▶ **DATA FOR THIS EXERCISE**
+ + + + + + +

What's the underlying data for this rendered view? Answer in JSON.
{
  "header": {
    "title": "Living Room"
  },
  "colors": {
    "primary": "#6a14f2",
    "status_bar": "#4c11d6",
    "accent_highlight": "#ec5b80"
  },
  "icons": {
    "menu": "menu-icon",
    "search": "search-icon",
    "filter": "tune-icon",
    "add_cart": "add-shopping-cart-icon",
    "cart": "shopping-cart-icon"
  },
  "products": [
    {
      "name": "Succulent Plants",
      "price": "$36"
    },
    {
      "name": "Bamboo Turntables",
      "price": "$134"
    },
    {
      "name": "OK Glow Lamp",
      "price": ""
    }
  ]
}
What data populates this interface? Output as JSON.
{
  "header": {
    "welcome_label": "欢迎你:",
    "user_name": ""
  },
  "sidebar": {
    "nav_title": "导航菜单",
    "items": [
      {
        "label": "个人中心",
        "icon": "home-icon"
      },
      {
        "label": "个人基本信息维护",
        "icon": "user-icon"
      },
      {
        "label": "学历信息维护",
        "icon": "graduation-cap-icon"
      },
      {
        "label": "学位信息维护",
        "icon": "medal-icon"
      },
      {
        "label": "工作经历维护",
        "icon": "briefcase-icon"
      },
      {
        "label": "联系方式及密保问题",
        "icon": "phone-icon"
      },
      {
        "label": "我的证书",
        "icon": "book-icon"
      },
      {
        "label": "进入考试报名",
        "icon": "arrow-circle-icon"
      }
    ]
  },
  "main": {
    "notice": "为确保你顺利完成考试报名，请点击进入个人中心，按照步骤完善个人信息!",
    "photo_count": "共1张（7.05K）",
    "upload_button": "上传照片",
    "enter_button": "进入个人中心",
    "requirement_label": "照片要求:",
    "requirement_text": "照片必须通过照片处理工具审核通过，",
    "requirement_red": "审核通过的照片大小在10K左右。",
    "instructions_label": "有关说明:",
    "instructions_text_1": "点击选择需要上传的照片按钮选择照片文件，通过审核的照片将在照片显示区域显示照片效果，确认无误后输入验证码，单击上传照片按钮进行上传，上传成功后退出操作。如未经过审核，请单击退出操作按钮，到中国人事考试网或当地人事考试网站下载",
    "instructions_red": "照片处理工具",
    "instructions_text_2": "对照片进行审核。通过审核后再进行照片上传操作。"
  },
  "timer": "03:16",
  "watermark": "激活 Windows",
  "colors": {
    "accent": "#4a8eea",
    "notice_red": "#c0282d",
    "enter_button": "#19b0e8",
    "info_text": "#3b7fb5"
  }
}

+ + + + + + +

▶ **REQUIREMENTS**
The data above must be returned in full, exactly as written.

▶ **RESULT OF THIS EXERCISE**
What's the underlying data for this rendered view? Answer in JSON.
{
  "header": {
    "title": "Living Room"
  },
  "colors": {
    "primary": "#6a14f2",
    "status_bar": "#4c11d6",
    "accent_highlight": "#ec5b80"
  },
  "icons": {
    "menu": "menu-icon",
    "search": "search-icon",
    "filter": "tune-icon",
    "add_cart": "add-shopping-cart-icon",
    "cart": "shopping-cart-icon"
  },
  "products": [
    {
      "name": "Succulent Plants",
      "price": "$36"
    },
    {
      "name": "Bamboo Turntables",
      "price": "$134"
    },
    {
      "name": "OK Glow Lamp",
      "price": ""
    }
  ]
}
What data populates this interface? Output as JSON.
{
  "header": {
    "welcome_label": "欢迎你:",
    "user_name": ""
  },
  "sidebar": {
    "nav_title": "导航菜单",
    "items": [
      {
        "label": "个人中心",
        "icon": "home-icon"
      },
      {
        "label": "个人基本信息维护",
        "icon": "user-icon"
      },
      {
        "label": "学历信息维护",
        "icon": "graduation-cap-icon"
      },
      {
        "label": "学位信息维护",
        "icon": "medal-icon"
      },
      {
        "label": "工作经历维护",
        "icon": "briefcase-icon"
      },
      {
        "label": "联系方式及密保问题",
        "icon": "phone-icon"
      },
      {
        "label": "我的证书",
        "icon": "book-icon"
      },
      {
        "label": "进入考试报名",
        "icon": "arrow-circle-icon"
      }
    ]
  },
  "main": {
    "notice": "为确保你顺利完成考试报名，请点击进入个人中心，按照步骤完善个人信息!",
    "photo_count": "共1张（7.05K）",
    "upload_button": "上传照片",
    "enter_button": "进入个人中心",
    "requirement_label": "照片要求:",
    "requirement_text": "照片必须通过照片处理工具审核通过，",
    "requirement_red": "审核通过的照片大小在10K左右。",
    "instructions_label": "有关说明:",
    "instructions_text_1": "点击选择需要上传的照片按钮选择照片文件，通过审核的照片将在照片显示区域显示照片效果，确认无误后输入验证码，单击上传照片按钮进行上传，上传成功后退出操作。如未经过审核，请单击退出操作按钮，到中国人事考试网或当地人事考试网站下载",
    "instructions_red": "照片处理工具",
    "instructions_text_2": "对照片进行审核。通过审核后再进行照片上传操作。"
  },
  "timer": "03:16",
  "watermark": "激活 Windows",
  "colors": {
    "accent": "#4a8eea",
    "notice_red": "#c0282d",
    "enter_button": "#19b0e8",
    "info_text": "#3b7fb5"
  }
}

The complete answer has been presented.